(Supplied entries)
** start **

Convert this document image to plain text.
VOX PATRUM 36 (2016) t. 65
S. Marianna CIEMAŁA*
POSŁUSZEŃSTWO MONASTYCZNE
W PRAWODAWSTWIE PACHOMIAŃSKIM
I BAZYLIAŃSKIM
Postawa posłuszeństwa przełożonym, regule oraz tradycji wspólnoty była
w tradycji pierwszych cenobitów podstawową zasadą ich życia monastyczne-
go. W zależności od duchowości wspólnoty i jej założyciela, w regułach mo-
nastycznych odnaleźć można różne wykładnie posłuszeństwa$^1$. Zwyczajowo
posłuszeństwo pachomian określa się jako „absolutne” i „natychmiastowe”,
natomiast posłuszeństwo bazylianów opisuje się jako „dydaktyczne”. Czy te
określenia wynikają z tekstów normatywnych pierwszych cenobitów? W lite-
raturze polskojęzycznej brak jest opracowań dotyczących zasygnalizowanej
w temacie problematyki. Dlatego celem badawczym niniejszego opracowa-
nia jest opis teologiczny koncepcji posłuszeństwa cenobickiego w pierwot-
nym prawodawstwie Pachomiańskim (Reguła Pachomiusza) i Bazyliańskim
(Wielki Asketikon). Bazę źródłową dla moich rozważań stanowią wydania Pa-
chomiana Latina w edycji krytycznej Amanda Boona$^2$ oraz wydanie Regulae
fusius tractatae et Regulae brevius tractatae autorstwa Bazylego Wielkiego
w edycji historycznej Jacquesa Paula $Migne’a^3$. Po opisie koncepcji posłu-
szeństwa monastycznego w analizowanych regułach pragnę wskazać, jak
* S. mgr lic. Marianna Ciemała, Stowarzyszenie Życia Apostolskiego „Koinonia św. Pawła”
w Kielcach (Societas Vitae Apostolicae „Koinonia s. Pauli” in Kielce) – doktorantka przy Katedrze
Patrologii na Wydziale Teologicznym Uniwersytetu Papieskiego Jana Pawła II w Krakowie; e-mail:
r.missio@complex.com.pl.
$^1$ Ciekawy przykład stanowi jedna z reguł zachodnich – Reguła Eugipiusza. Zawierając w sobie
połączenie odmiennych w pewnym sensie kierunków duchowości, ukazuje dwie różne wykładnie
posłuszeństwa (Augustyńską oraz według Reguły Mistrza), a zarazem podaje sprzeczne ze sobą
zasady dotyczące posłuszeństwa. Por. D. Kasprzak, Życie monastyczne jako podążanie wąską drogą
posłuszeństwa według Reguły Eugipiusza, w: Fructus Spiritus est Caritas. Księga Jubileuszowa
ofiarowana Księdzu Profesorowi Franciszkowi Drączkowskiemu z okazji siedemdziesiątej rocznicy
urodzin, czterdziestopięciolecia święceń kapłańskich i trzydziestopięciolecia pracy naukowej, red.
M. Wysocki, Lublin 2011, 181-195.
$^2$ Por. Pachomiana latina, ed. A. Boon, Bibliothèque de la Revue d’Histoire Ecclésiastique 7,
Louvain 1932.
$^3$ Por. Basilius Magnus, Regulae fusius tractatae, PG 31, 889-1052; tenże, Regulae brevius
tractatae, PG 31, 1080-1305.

** end **

(Directions) Above are some records; extract every one of them exactly.

(The output)
Convert this document image to plain text.
VOX PATRUM 36 (2016) t. 65
S. Marianna CIEMAŁA*
POSŁUSZEŃSTWO MONASTYCZNE
W PRAWODAWSTWIE PACHOMIAŃSKIM
I BAZYLIAŃSKIM
Postawa posłuszeństwa przełożonym, regule oraz tradycji wspólnoty była
w tradycji pierwszych cenobitów podstawową zasadą ich życia monastyczne-
go. W zależności od duchowości wspólnoty i jej założyciela, w regułach mo-
nastycznych odnaleźć można różne wykładnie posłuszeństwa$^1$. Zwyczajowo
posłuszeństwo pachomian określa się jako „absolutne” i „natychmiastowe”,
natomiast posłuszeństwo bazylianów opisuje się jako „dydaktyczne”. Czy te
określenia wynikają z tekstów normatywnych pierwszych cenobitów? W lite-
raturze polskojęzycznej brak jest opracowań dotyczących zasygnalizowanej
w temacie problematyki. Dlatego celem badawczym niniejszego opracowa-
nia jest opis teologiczny koncepcji posłuszeństwa cenobickiego w pierwot-
nym prawodawstwie Pachomiańskim (Reguła Pachomiusza) i Bazyliańskim
(Wielki Asketikon). Bazę źródłową dla moich rozważań stanowią wydania Pa-
chomiana Latina w edycji krytycznej Amanda Boona$^2$ oraz wydanie Regulae
fusius tractatae et Regulae brevius tractatae autorstwa Bazylego Wielkiego
w edycji historycznej Jacquesa Paula $Migne’a^3$. Po opisie koncepcji posłu-
szeństwa monastycznego w analizowanych regułach pragnę wskazać, jak
* S. mgr lic. Marianna Ciemała, Stowarzyszenie Życia Apostolskiego „Koinonia św. Pawła”
w Kielcach (Societas Vitae Apostolicae „Koinonia s. Pauli” in Kielce) – doktorantka przy Katedrze
Patrologii na Wydziale Teologicznym Uniwersytetu Papieskiego Jana Pawła II w Krakowie; e-mail:
r.missio@complex.com.pl.
$^1$ Ciekawy przykład stanowi jedna z reguł zachodnich – Reguła Eugipiusza. Zawierając w sobie
połączenie odmiennych w pewnym sensie kierunków duchowości, ukazuje dwie różne wykładnie
posłuszeństwa (Augustyńską oraz według Reguły Mistrza), a zarazem podaje sprzeczne ze sobą
zasady dotyczące posłuszeństwa. Por. D. Kasprzak, Życie monastyczne jako podążanie wąską drogą
posłuszeństwa według Reguły Eugipiusza, w: Fructus Spiritus est Caritas. Księga Jubileuszowa
ofiarowana Księdzu Profesorowi Franciszkowi Drączkowskiemu z okazji siedemdziesiątej rocznicy
urodzin, czterdziestopięciolecia święceń kapłańskich i trzydziestopięciolecia pracy naukowej, red.
M. Wysocki, Lublin 2011, 181-195.
$^2$ Por. Pachomiana latina, ed. A. Boon, Bibliothèque de la Revue d’Histoire Ecclésiastique 7,
Louvain 1932.
$^3$ Por. Basilius Magnus, Regulae fusius tractatae, PG 31, 889-1052; tenże, Regulae brevius
tractatae, PG 31, 1080-1305.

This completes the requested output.